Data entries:
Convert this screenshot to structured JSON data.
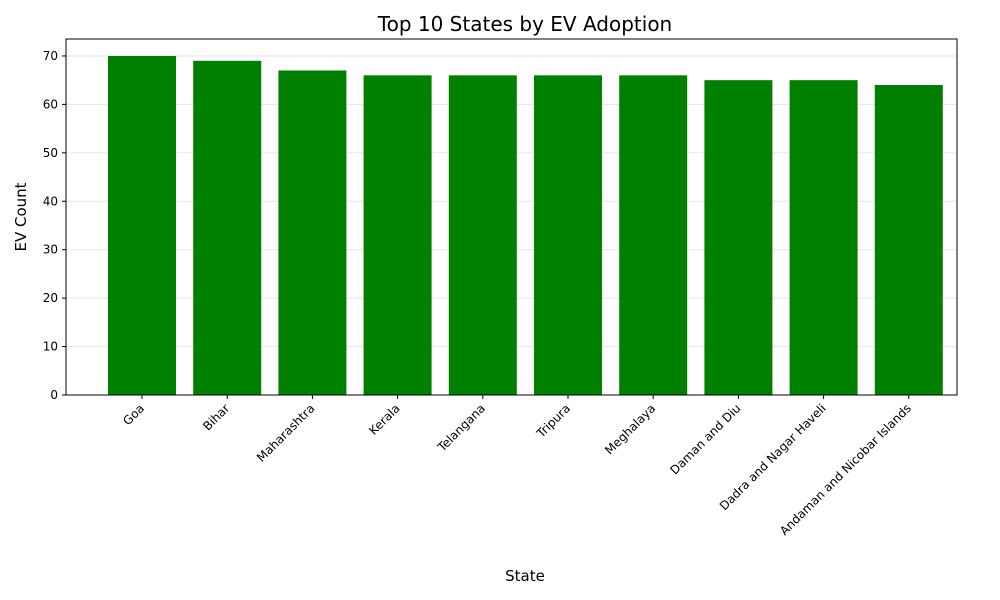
{
  "chart_data": {
    "type": "bar",
    "title": "Top 10 States by EV Adoption",
    "xlabel": "State",
    "ylabel": "EV Count",
    "categories": [
      "Goa",
      "Bihar",
      "Maharashtra",
      "Kerala",
      "Telangana",
      "Tripura",
      "Meghalaya",
      "Daman and Diu",
      "Dadra and Nagar Haveli",
      "Andaman and Nicobar Islands"
    ],
    "values": [
      70,
      69,
      67,
      66,
      66,
      66,
      66,
      65,
      65,
      64
    ],
    "yticks": [
      0,
      10,
      20,
      30,
      40,
      50,
      60,
      70
    ],
    "ylim": [
      0,
      73.5
    ],
    "grid": "horizontal",
    "bar_color": "#008000",
    "grid_color": "#e6e6e6"
  }
}
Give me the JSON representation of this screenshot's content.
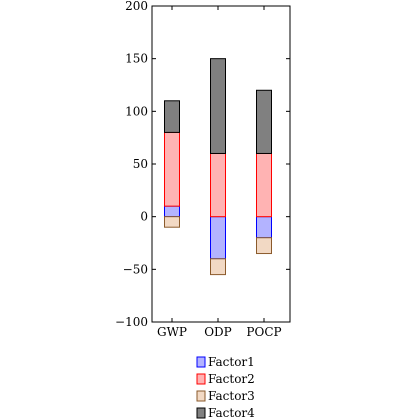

PROBLEM TO WORK ON: All the material shown above is to be copied exactly, with no pictures carried over.

WRITTEN RESPONSE:
Convert this screenshot to structured JSON data.
{
  "chart_data": {
    "type": "bar",
    "title": "Top 10 States by EV Adoption",
    "xlabel": "State",
    "ylabel": "EV Count",
    "categories": [
      "Goa",
      "Bihar",
      "Maharashtra",
      "Kerala",
      "Telangana",
      "Tripura",
      "Meghalaya",
      "Daman and Diu",
      "Dadra and Nagar Haveli",
      "Andaman and Nicobar Islands"
    ],
    "values": [
      70,
      69,
      67,
      66,
      66,
      66,
      66,
      65,
      65,
      64
    ],
    "yticks": [
      0,
      10,
      20,
      30,
      40,
      50,
      60,
      70
    ],
    "ylim": [
      0,
      73.5
    ],
    "grid": "horizontal",
    "bar_color": "#008000",
    "grid_color": "#e6e6e6"
  }
}
Give me the JSON representation of this screenshot's content.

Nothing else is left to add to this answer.